本文 -
>>>>>

市制施行を記念して、現在も麓山に残る公会堂が建設された。公会堂は、市制施行から2ヵ月ほど遅れて1924(大正13)年11月に完成し、市制施行祝賀会が催された。
市庁舎は従来の町役場をそのまま使用していたが、1930(昭和5)年に麓山に新庁舎を建築して移転した。当時の県庁舎をしのぐ規模で建てられたことから、福島県庁の移転も噂されるほどであった。この建物は現在も福島県郡山合同庁舎として利用されている。
新庁舎が完成した1930年には市章が制定された。これは江戸時代から郡山の標識として使用されてきたもので、現在も変わっていない。翌年には、「郡山市歌」も制定された。「東北一は市の理想」とあるように、市制施行を迎え、今後の発展への意気込みが感じられる。
(徳竹剛)

<<<<<

提供資料 -
>>>>>

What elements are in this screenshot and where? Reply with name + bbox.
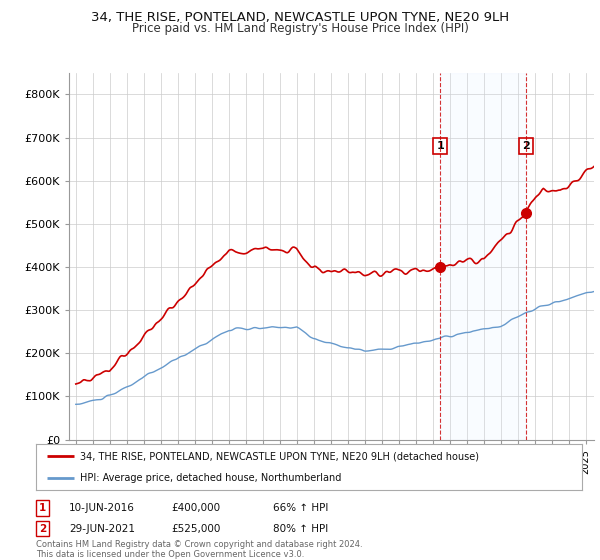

<<<<<

指示 -
(1) 郡山市の市制施行についての本文によると、福島県庁の移転が噂されたのはなぜか。一〜三文で説明しなさい。
(2) 郡山市の市制施行についての本文を、最後の文の後から書き継ぎなさい。
提供資料の各行は、今回の課題では扱わない。

各問の解答 -
(1) 1930(昭和5)年に麓山に建てられた市の新庁舎が、当時の県庁舎をしのぐ規模だったからである。

(2)
郡山市歌 作詞 土井晩翠 作曲 橋本国彦
天の時あり地の利あり 人の和ありて事のなる
その現証を見よとこそ 金石透る誠より
栄日に増す郡山
安積の山と浅香沼 古典の中にかんばしき
あさか新たに育英と 殖産及び興業の
機関の名とし今かおる
太平洋と日本海 結ぶ疏水の力見よ
大湖とともに千載の 長きに亙る富の基
東北一は市の理想
市よその昔大帝の 竜駕再びとどまりし
光栄の場つつしみて 心にしるしああ奮へ
先人われに則与ふ
(参考文献)
橘輝政『郡山財界秘史』
郡山市編『郡山市史』
郡山商業会議所編『郡山商工案内』1926年版
田中正能編『写真集明治大正昭和郡山』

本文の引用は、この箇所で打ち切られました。